* _GIVEN TASK_
Spot every line with the word "scale" and return it.

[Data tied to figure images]
[start]

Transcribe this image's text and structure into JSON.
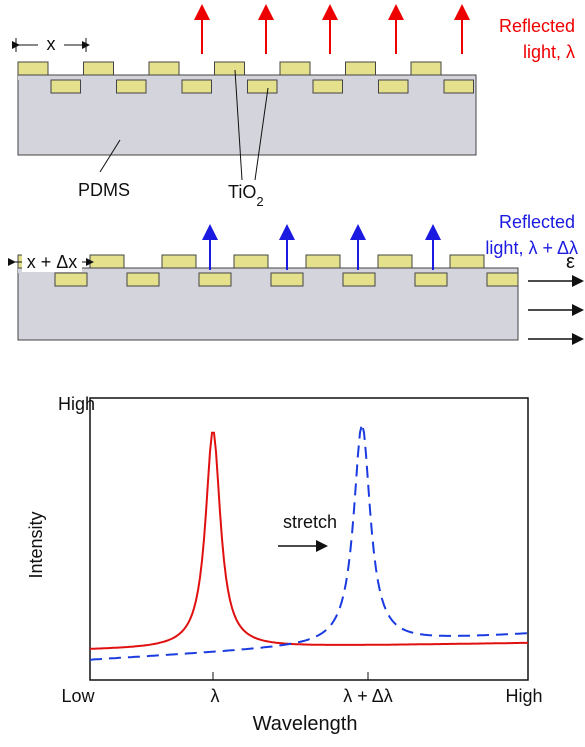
{
  "top_diagram": {
    "period_label": "x",
    "reflected": [
      "Reflected",
      "light, λ"
    ],
    "substrate": "PDMS",
    "coating": {
      "base": "TiO",
      "subscript": "2"
    }
  },
  "bottom_diagram": {
    "period_label": "x + Δx",
    "reflected": [
      "Reflected",
      "light, λ + Δλ"
    ],
    "strain": "ε"
  },
  "spectrum": {
    "y_axis": {
      "label": "Intensity",
      "top": "High"
    },
    "x_axis": {
      "label": "Wavelength",
      "left": "Low",
      "right": "High",
      "ticks": [
        "λ",
        "λ + Δλ"
      ]
    },
    "annotation": "stretch"
  }
}
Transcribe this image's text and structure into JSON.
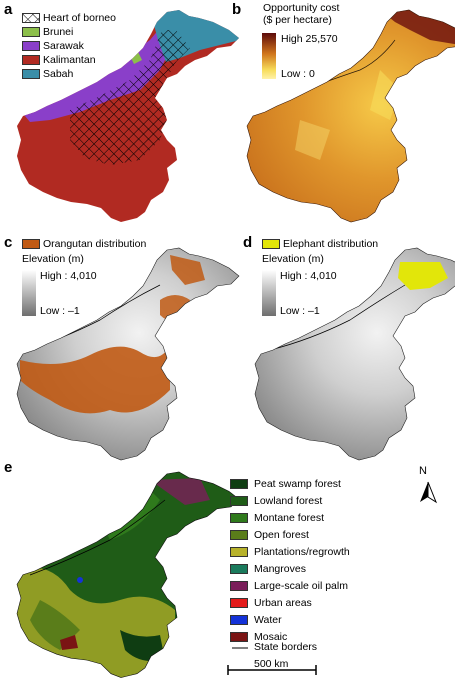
{
  "panels": {
    "a": {
      "letter": "a",
      "legend": [
        {
          "label": "Heart of borneo",
          "color": "#ffffff",
          "pattern": "hatch"
        },
        {
          "label": "Brunei",
          "color": "#8cbf4a"
        },
        {
          "label": "Sarawak",
          "color": "#8a3fc9"
        },
        {
          "label": "Kalimantan",
          "color": "#b12a22"
        },
        {
          "label": "Sabah",
          "color": "#3a8ea8"
        }
      ]
    },
    "b": {
      "letter": "b",
      "title_line1": "Opportunity cost",
      "title_line2": "($ per hectare)",
      "high": "High 25,570",
      "low": "Low : 0",
      "colors": [
        "#5c0a0a",
        "#d0751c",
        "#f7dc5a",
        "#fff2a8"
      ]
    },
    "c": {
      "letter": "c",
      "distribution": "Orangutan distribution",
      "dist_color": "#c05a14",
      "elev_title": "Elevation (m)",
      "high": "High : 4,010",
      "low": "Low : –1"
    },
    "d": {
      "letter": "d",
      "distribution": "Elephant distribution",
      "dist_color": "#e2e60a",
      "elev_title": "Elevation (m)",
      "high": "High : 4,010",
      "low": "Low : –1"
    },
    "e": {
      "letter": "e",
      "legend": [
        {
          "label": "Peat swamp forest",
          "color": "#0f3d12"
        },
        {
          "label": "Lowland forest",
          "color": "#1f5c17"
        },
        {
          "label": "Montane forest",
          "color": "#2f7a1c"
        },
        {
          "label": "Open forest",
          "color": "#5a7d1a"
        },
        {
          "label": "Plantations/regrowth",
          "color": "#b7b22a"
        },
        {
          "label": "Mangroves",
          "color": "#1a7a5c"
        },
        {
          "label": "Large-scale oil palm",
          "color": "#7a1e5a"
        },
        {
          "label": "Urban areas",
          "color": "#e31b1b"
        },
        {
          "label": "Water",
          "color": "#1432d8"
        },
        {
          "label": "Mosaic",
          "color": "#7a1414"
        }
      ],
      "borders_label": "State borders",
      "north": "N",
      "scale": "500 km"
    }
  }
}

[end]

* _REPLY_
          "label": "Large-scale oil palm",
      "scale": "500 km"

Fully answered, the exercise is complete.